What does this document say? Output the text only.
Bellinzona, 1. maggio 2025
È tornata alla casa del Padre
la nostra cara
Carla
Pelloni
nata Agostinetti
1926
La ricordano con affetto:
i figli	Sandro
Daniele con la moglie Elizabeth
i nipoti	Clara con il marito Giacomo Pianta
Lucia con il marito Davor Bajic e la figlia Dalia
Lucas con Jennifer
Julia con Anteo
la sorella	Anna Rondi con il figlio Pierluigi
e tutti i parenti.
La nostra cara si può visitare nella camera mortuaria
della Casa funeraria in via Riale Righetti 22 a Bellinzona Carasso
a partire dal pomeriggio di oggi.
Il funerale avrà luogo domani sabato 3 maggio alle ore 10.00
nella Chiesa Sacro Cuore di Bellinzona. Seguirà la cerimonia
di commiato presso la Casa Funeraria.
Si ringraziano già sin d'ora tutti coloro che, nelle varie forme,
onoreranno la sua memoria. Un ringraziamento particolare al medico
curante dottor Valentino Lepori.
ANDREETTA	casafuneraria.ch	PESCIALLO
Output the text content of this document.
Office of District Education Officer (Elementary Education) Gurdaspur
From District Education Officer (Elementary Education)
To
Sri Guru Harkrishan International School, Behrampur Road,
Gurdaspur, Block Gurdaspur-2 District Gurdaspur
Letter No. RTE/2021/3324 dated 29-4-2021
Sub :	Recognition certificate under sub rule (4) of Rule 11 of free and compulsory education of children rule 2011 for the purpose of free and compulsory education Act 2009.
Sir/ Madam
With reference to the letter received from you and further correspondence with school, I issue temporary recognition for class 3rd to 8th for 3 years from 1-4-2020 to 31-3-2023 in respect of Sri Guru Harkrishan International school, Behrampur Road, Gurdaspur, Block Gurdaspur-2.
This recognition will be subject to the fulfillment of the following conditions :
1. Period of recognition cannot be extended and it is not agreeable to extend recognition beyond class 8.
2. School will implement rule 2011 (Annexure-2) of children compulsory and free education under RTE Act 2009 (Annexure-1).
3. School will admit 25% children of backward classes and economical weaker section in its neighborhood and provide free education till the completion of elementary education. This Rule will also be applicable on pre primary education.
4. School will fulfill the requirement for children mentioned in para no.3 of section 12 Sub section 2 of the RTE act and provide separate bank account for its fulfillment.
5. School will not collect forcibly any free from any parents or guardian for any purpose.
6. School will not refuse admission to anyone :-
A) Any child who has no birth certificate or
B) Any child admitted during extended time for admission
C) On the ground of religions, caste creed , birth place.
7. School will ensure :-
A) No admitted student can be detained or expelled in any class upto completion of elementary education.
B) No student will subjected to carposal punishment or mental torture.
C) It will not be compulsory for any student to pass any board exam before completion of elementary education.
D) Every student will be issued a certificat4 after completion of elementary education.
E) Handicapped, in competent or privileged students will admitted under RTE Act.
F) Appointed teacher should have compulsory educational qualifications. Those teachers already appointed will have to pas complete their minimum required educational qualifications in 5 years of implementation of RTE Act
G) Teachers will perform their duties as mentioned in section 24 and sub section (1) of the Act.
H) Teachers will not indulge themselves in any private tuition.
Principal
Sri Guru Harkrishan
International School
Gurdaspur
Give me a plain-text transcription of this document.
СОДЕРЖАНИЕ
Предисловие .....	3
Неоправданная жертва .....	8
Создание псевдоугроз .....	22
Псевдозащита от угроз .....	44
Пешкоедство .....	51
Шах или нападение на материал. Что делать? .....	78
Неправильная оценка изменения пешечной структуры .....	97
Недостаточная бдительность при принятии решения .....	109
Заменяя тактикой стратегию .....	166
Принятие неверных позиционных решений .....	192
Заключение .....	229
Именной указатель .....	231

● ● ●

TASK DETAILS: Copy each line in the data that holds the word "Road".

TASK ANSWER:
Sri Guru Harkrishan International School, Behrampur Road,
With reference to the letter received from you and further correspondence with school, I issue temporary recognition for class 3rd to 8th for 3 years from 1-4-2020 to 31-3-2023 in respect of Sri Guru Harkrishan International school, Behrampur Road, Gurdaspur, Block Gurdaspur-2.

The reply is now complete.